▶ Brief:
All of the records below must be output exactly, with no pictures carried over.
......
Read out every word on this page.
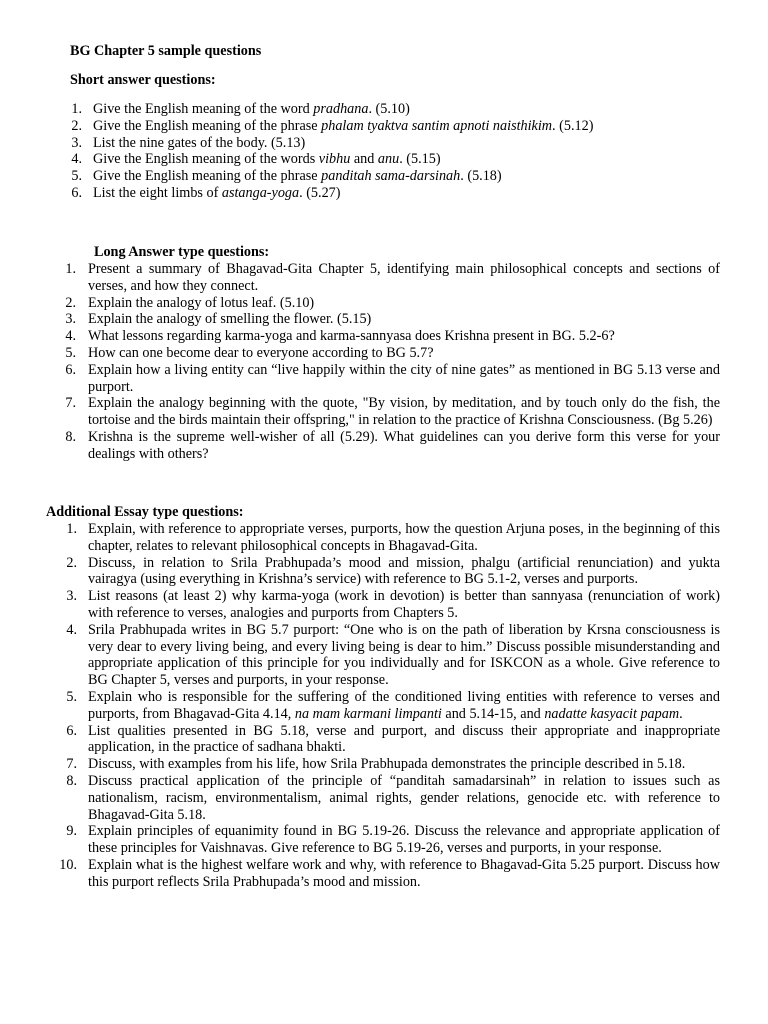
BG Chapter 5 sample questions
Short answer questions:
1. Give the English meaning of the word pradhana. (5.10)
2. Give the English meaning of the phrase phalam tyaktva santim apnoti naisthikim. (5.12)
3. List the nine gates of the body. (5.13)
4. Give the English meaning of the words vibhu and anu. (5.15)
5. Give the English meaning of the phrase panditah sama-darsinah. (5.18)
6. List the eight limbs of astanga-yoga. (5.27)
Long Answer type questions:
1. Present a summary of Bhagavad-Gita Chapter 5, identifying main philosophical concepts and sections of verses, and how they connect.
2. Explain the analogy of lotus leaf. (5.10)
3. Explain the analogy of smelling the flower. (5.15)
4. What lessons regarding karma-yoga and karma-sannyasa does Krishna present in BG. 5.2-6?
5. How can one become dear to everyone according to BG 5.7?
6. Explain how a living entity can “live happily within the city of nine gates” as mentioned in BG 5.13 verse and purport.
7. Explain the analogy beginning with the quote, "By vision, by meditation, and by touch only do the fish, the tortoise and the birds maintain their offspring," in relation to the practice of Krishna Consciousness. (Bg 5.26)
8. Krishna is the supreme well-wisher of all (5.29). What guidelines can you derive form this verse for your dealings with others?
Additional Essay type questions:
1. Explain, with reference to appropriate verses, purports, how the question Arjuna poses, in the beginning of this chapter, relates to relevant philosophical concepts in Bhagavad-Gita.
2. Discuss, in relation to Srila Prabhupada’s mood and mission, phalgu (artificial renunciation) and yukta vairagya (using everything in Krishna’s service) with reference to BG 5.1-2, verses and purports.
3. List reasons (at least 2) why karma-yoga (work in devotion) is better than sannyasa (renunciation of work) with reference to verses, analogies and purports from Chapters 5.
4. Srila Prabhupada writes in BG 5.7 purport: “One who is on the path of liberation by Krsna consciousness is very dear to every living being, and every living being is dear to him.” Discuss possible misunderstanding and appropriate application of this principle for you individually and for ISKCON as a whole. Give reference to BG Chapter 5, verses and purports, in your response.
5. Explain who is responsible for the suffering of the conditioned living entities with reference to verses and purports, from Bhagavad-Gita 4.14, na mam karmani limpanti and 5.14-15, and nadatte kasyacit papam.
6. List qualities presented in BG 5.18, verse and purport, and discuss their appropriate and inappropriate application, in the practice of sadhana bhakti.
7. Discuss, with examples from his life, how Srila Prabhupada demonstrates the principle described in 5.18.
8. Discuss practical application of the principle of “panditah samadarsinah” in relation to issues such as nationalism, racism, environmentalism, animal rights, gender relations, genocide etc. with reference to Bhagavad-Gita 5.18.
9. Explain principles of equanimity found in BG 5.19-26. Discuss the relevance and appropriate application of these principles for Vaishnavas. Give reference to BG 5.19-26, verses and purports, in your response.
10. Explain what is the highest welfare work and why, with reference to Bhagavad-Gita 5.25 purport. Discuss how this purport reflects Srila Prabhupada’s mood and mission.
......
▶ Output for this exercise:
Read out every word on this page.
BG Chapter 5 sample questions
Short answer questions:
1. Give the English meaning of the word pradhana. (5.10)
2. Give the English meaning of the phrase phalam tyaktva santim apnoti naisthikim. (5.12)
3. List the nine gates of the body. (5.13)
4. Give the English meaning of the words vibhu and anu. (5.15)
5. Give the English meaning of the phrase panditah sama-darsinah. (5.18)
6. List the eight limbs of astanga-yoga. (5.27)
Long Answer type questions:
1. Present a summary of Bhagavad-Gita Chapter 5, identifying main philosophical concepts and sections of verses, and how they connect.
2. Explain the analogy of lotus leaf. (5.10)
3. Explain the analogy of smelling the flower. (5.15)
4. What lessons regarding karma-yoga and karma-sannyasa does Krishna present in BG. 5.2-6?
5. How can one become dear to everyone according to BG 5.7?
6. Explain how a living entity can “live happily within the city of nine gates” as mentioned in BG 5.13 verse and purport.
7. Explain the analogy beginning with the quote, "By vision, by meditation, and by touch only do the fish, the tortoise and the birds maintain their offspring," in relation to the practice of Krishna Consciousness. (Bg 5.26)
8. Krishna is the supreme well-wisher of all (5.29). What guidelines can you derive form this verse for your dealings with others?
Additional Essay type questions:
1. Explain, with reference to appropriate verses, purports, how the question Arjuna poses, in the beginning of this chapter, relates to relevant philosophical concepts in Bhagavad-Gita.
2. Discuss, in relation to Srila Prabhupada’s mood and mission, phalgu (artificial renunciation) and yukta vairagya (using everything in Krishna’s service) with reference to BG 5.1-2, verses and purports.
3. List reasons (at least 2) why karma-yoga (work in devotion) is better than sannyasa (renunciation of work) with reference to verses, analogies and purports from Chapters 5.
4. Srila Prabhupada writes in BG 5.7 purport: “One who is on the path of liberation by Krsna consciousness is very dear to every living being, and every living being is dear to him.” Discuss possible misunderstanding and appropriate application of this principle for you individually and for ISKCON as a whole. Give reference to BG Chapter 5, verses and purports, in your response.
5. Explain who is responsible for the suffering of the conditioned living entities with reference to verses and purports, from Bhagavad-Gita 4.14, na mam karmani limpanti and 5.14-15, and nadatte kasyacit papam.
6. List qualities presented in BG 5.18, verse and purport, and discuss their appropriate and inappropriate application, in the practice of sadhana bhakti.
7. Discuss, with examples from his life, how Srila Prabhupada demonstrates the principle described in 5.18.
8. Discuss practical application of the principle of “panditah samadarsinah” in relation to issues such as nationalism, racism, environmentalism, animal rights, gender relations, genocide etc. with reference to Bhagavad-Gita 5.18.
9. Explain principles of equanimity found in BG 5.19-26. Discuss the relevance and appropriate application of these principles for Vaishnavas. Give reference to BG 5.19-26, verses and purports, in your response.
10. Explain what is the highest welfare work and why, with reference to Bhagavad-Gita 5.25 purport. Discuss how this purport reflects Srila Prabhupada’s mood and mission.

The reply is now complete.